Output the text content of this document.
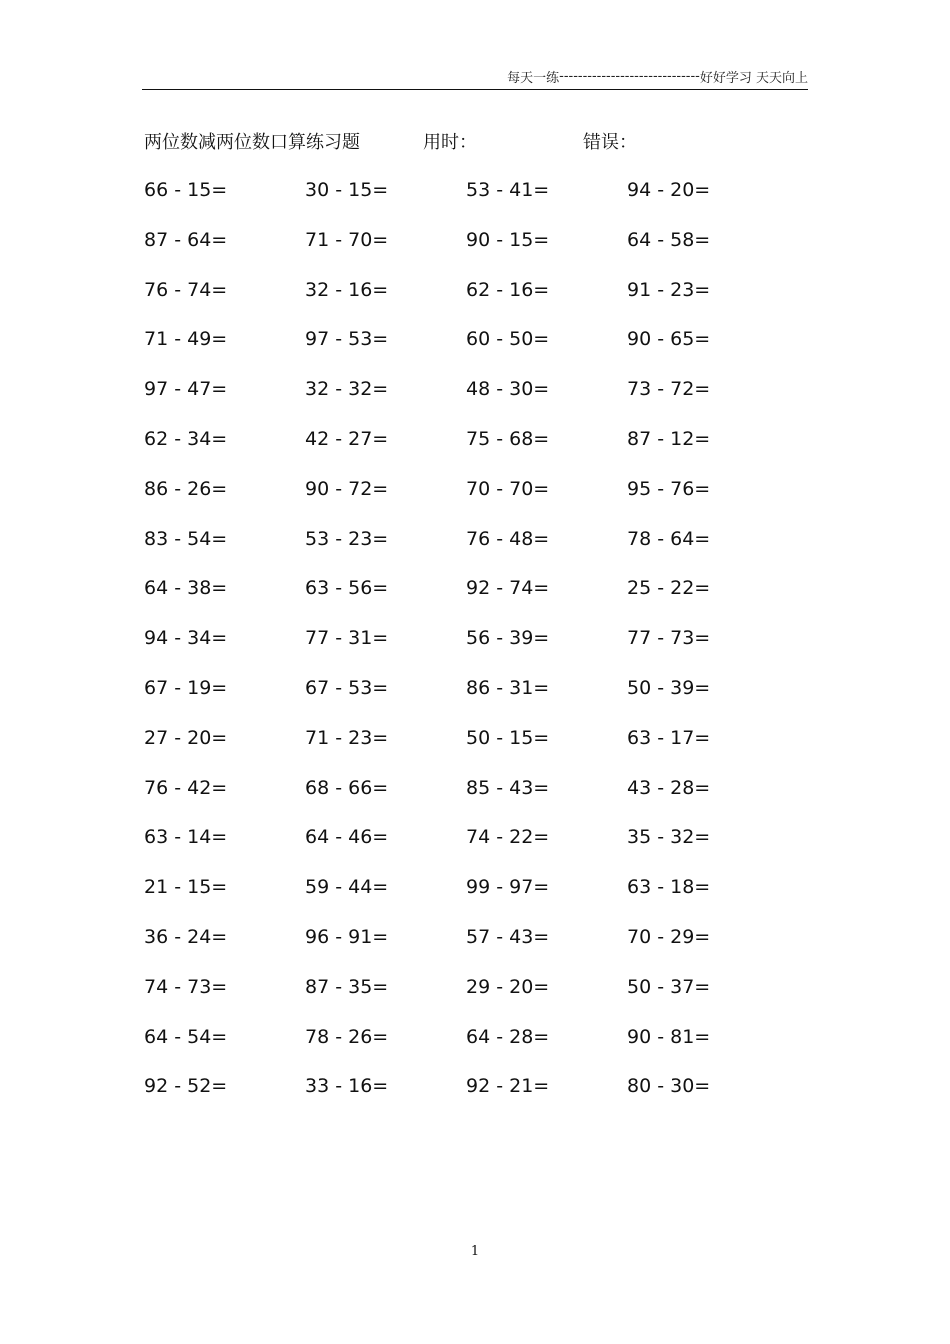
每天一练 ------------------------------ 好好学习 天天向上
两位数减两位数口算练习题	用时：	错误：
66 - 15=	30 - 15=	53 - 41=	94 - 20=
87 - 64=	71 - 70=	90 - 15=	64 - 58=
76 - 74=	32 - 16=	62 - 16=	91 - 23=
71 - 49=	97 - 53=	60 - 50=	90 - 65=
97 - 47=	32 - 32=	48 - 30=	73 - 72=
62 - 34=	42 - 27=	75 - 68=	87 - 12=
86 - 26=	90 - 72=	70 - 70=	95 - 76=
83 - 54=	53 - 23=	76 - 48=	78 - 64=
64 - 38=	63 - 56=	92 - 74=	25 - 22=
94 - 34=	77 - 31=	56 - 39=	77 - 73=
67 - 19=	67 - 53=	86 - 31=	50 - 39=
27 - 20=	71 - 23=	50 - 15=	63 - 17=
76 - 42=	68 - 66=	85 - 43=	43 - 28=
63 - 14=	64 - 46=	74 - 22=	35 - 32=
21 - 15=	59 - 44=	99 - 97=	63 - 18=
36 - 24=	96 - 91=	57 - 43=	70 - 29=
74 - 73=	87 - 35=	29 - 20=	50 - 37=
64 - 54=	78 - 26=	64 - 28=	90 - 81=
92 - 52=	33 - 16=	92 - 21=	80 - 30=
1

● ● ● ● ●

• Work to do
Copy the data exactly. Any picture it contains is to be omitted.

• Full response
Output the text content of this document.
每天一练 ------------------------------ 好好学习 天天向上
两位数减两位数口算练习题	用时：	错误：
66 - 15=	30 - 15=	53 - 41=	94 - 20=
87 - 64=	71 - 70=	90 - 15=	64 - 58=
76 - 74=	32 - 16=	62 - 16=	91 - 23=
71 - 49=	97 - 53=	60 - 50=	90 - 65=
97 - 47=	32 - 32=	48 - 30=	73 - 72=
62 - 34=	42 - 27=	75 - 68=	87 - 12=
86 - 26=	90 - 72=	70 - 70=	95 - 76=
83 - 54=	53 - 23=	76 - 48=	78 - 64=
64 - 38=	63 - 56=	92 - 74=	25 - 22=
94 - 34=	77 - 31=	56 - 39=	77 - 73=
67 - 19=	67 - 53=	86 - 31=	50 - 39=
27 - 20=	71 - 23=	50 - 15=	63 - 17=
76 - 42=	68 - 66=	85 - 43=	43 - 28=
63 - 14=	64 - 46=	74 - 22=	35 - 32=
21 - 15=	59 - 44=	99 - 97=	63 - 18=
36 - 24=	96 - 91=	57 - 43=	70 - 29=
74 - 73=	87 - 35=	29 - 20=	50 - 37=
64 - 54=	78 - 26=	64 - 28=	90 - 81=
92 - 52=	33 - 16=	92 - 21=	80 - 30=
1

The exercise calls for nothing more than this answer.